Pronto sus estudiantes empezaron a darse cuenta de
lo que ocurría y dedujeron que el amor se había apoderado de él, así que los rumores de un posible romance entre
Abelardo y Eloísa empezaron a correr por París. El rumor de un
romance se esparcía rápidamente, pero estos rumores no llegaban a Fulberto, el
único que parecía no enterarse de nada, pues su confianza en su amada y admirada
sobrina era muy fuerte. Sin embargo, el rumor llegó finalmente a él, y aquí
Abelardo escribió: «¡Oh,
cuán grande fue el dolor del tío cuando se enteró de la verdad, y qué amargo fue el dolor de los amantes cuando
nos vimos obligados a separarnos!»
La historia de amor entre Abelardo y Eloísa duró cuatro años, pero debido a que el tío se enteró de lo ocurrido los amantes tuvieron que separarse. No obstante, la separación no duró mucho, pues poco tiempo después Eloísa descubrió que estaba embarazada y al enterarse Abelardo de la noticia, huyeron y se refugiaron con la familia de él, con la que permanecieron hasta que nació el bebé, al que llamaron Astrolabio. El niño, sin embargo, falleció poco después.
Abelardo decidió enviar a su esposa al convento de
Argenteuil, para mantenerla segura. Pero Fulberto, sintiéndose traicionado,
enfureció y decidió vengarse. Los buscó y encontró, vengándose de Abelardo
de forma cruel: Sobornó a dos
funcionarios para que, durante la noche, dejaran entrar a unos atacantes a la
habitación donde dormía Abelardo…, ¡y lo castraran! Esto ocasionó que
Abelardo pensara en una vida de reclusión, dedicada a Dios, pues, para él, esta
era la única alternativa que su orgullo le permitiría. Dedicó el resto de su
vida a la enseñanza en distintos centros religiosos. Eloísa, por su parte, se
retiró al convento de Paracleto, del que llegaría a convertirse en abadesa.
Anulada toda posibilidad de unión, la pareja
inició una prolongada correspondencia que ya forma parte de los clásicos de la
Literatura Epistolar, en la que las palabras sustituyeron los encuentros
carnales, aunque, desde luego, Abelardo nunca más fue el mismo.
La trágica historia de Abelardo y Eloísa termina
cuando este muere y 21 años más tarde lo hace ella, pidiendo que sea enterrada
junto a su amor.

# [Filas almacenadas]
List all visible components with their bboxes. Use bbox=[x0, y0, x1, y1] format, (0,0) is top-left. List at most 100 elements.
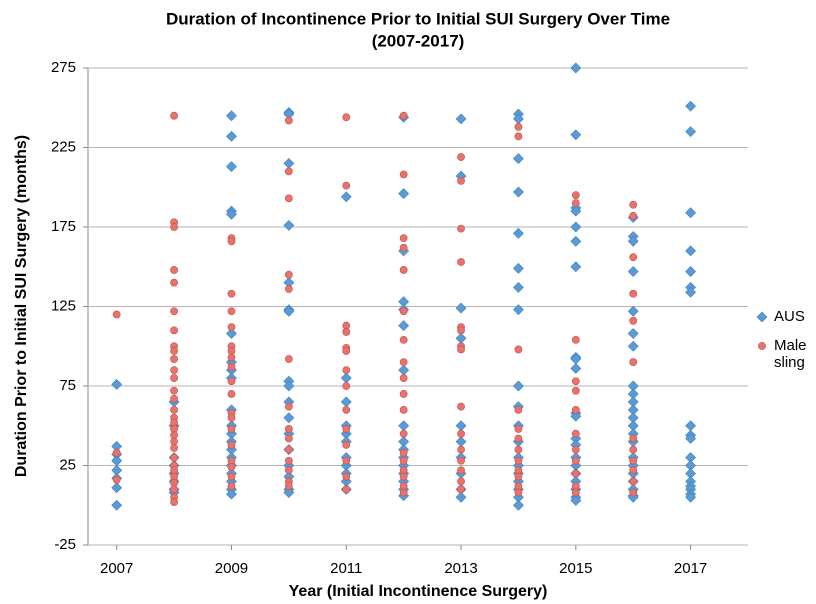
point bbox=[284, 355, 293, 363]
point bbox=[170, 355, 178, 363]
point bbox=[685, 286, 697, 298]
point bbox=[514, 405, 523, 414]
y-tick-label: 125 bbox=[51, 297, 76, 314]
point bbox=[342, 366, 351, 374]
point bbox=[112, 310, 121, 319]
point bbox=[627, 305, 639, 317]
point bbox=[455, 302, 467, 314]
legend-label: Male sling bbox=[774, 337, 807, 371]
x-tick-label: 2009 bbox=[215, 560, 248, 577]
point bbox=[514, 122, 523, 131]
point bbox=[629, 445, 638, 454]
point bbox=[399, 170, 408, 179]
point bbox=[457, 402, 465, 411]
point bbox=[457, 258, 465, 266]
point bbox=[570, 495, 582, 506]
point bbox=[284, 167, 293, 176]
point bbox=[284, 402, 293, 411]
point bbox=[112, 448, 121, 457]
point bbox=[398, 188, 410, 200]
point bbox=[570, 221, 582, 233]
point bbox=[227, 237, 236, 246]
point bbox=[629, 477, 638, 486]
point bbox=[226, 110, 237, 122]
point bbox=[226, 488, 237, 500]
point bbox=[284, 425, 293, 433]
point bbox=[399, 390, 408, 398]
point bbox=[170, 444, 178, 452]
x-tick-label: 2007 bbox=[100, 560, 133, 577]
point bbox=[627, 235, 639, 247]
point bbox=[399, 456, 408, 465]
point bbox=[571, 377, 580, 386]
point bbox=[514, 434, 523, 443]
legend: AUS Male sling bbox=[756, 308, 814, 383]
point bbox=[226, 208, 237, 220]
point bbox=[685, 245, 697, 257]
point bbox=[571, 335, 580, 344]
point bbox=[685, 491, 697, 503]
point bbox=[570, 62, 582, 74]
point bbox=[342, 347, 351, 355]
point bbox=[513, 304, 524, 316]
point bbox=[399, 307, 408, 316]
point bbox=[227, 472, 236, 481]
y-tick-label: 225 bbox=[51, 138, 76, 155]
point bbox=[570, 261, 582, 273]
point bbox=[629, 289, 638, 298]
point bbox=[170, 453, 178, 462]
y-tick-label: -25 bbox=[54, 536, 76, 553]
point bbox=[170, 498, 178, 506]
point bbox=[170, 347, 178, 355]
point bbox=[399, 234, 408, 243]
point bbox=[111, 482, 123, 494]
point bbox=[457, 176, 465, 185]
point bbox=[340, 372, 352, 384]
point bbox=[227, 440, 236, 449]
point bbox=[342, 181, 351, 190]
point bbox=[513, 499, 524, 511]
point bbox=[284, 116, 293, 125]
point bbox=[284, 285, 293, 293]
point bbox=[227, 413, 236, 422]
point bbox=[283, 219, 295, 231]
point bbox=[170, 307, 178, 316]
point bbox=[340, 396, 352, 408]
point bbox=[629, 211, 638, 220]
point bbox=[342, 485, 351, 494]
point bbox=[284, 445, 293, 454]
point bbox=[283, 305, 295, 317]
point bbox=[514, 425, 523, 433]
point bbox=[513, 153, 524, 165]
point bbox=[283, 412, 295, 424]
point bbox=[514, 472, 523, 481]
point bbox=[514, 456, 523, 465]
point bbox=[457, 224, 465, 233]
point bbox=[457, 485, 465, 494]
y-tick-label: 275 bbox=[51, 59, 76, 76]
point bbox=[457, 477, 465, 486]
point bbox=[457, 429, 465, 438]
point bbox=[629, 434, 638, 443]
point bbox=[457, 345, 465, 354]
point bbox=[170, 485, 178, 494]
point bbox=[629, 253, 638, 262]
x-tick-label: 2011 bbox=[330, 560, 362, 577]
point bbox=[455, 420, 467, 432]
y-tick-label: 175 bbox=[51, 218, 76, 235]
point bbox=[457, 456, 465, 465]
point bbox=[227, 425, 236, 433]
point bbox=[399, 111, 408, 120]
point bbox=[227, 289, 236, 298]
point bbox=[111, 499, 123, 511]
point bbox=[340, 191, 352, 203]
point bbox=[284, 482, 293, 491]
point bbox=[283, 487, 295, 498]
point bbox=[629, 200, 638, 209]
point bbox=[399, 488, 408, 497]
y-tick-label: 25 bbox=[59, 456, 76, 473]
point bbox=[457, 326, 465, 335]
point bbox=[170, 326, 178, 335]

# [Complete lo siguiente]
a. Devuelva del texto sobre Abelardo y Eloísa todo lo que va desde "Anulada toda posibilidad" hasta "fue el mismo.".
b. Enumere todas las personas que el texto sobre Abelardo y Eloísa menciona por su nombre.
c. Reescriba como lista breve el párrafo del texto sobre Abelardo y Eloísa que comienza con "La historia de amor entre Abelardo y Eloísa duró cuatro años" y conserve sus datos principales.

# [Respuestas por tarea]
a.
Anulada toda posibilidad de unión, la pareja
inició una prolongada correspondencia que ya forma parte de los clásicos de la
Literatura Epistolar, en la que las palabras sustituyeron los encuentros
carnales, aunque, desde luego, Abelardo nunca más fue el mismo.

b. Abelardo, Eloísa, Fulberto, Astrolabio

c.
- La relación entre Abelardo y Eloísa duró cuatro años.
- El tío se enteró, y los amantes tuvieron que separarse.
- La separación duró poco porque Eloísa descubrió que estaba embarazada.
- Al saberlo, Abelardo y Eloísa huyeron y se refugiaron con la familia de él hasta el nacimiento.
- El bebé se llamó Astrolabio y murió poco después.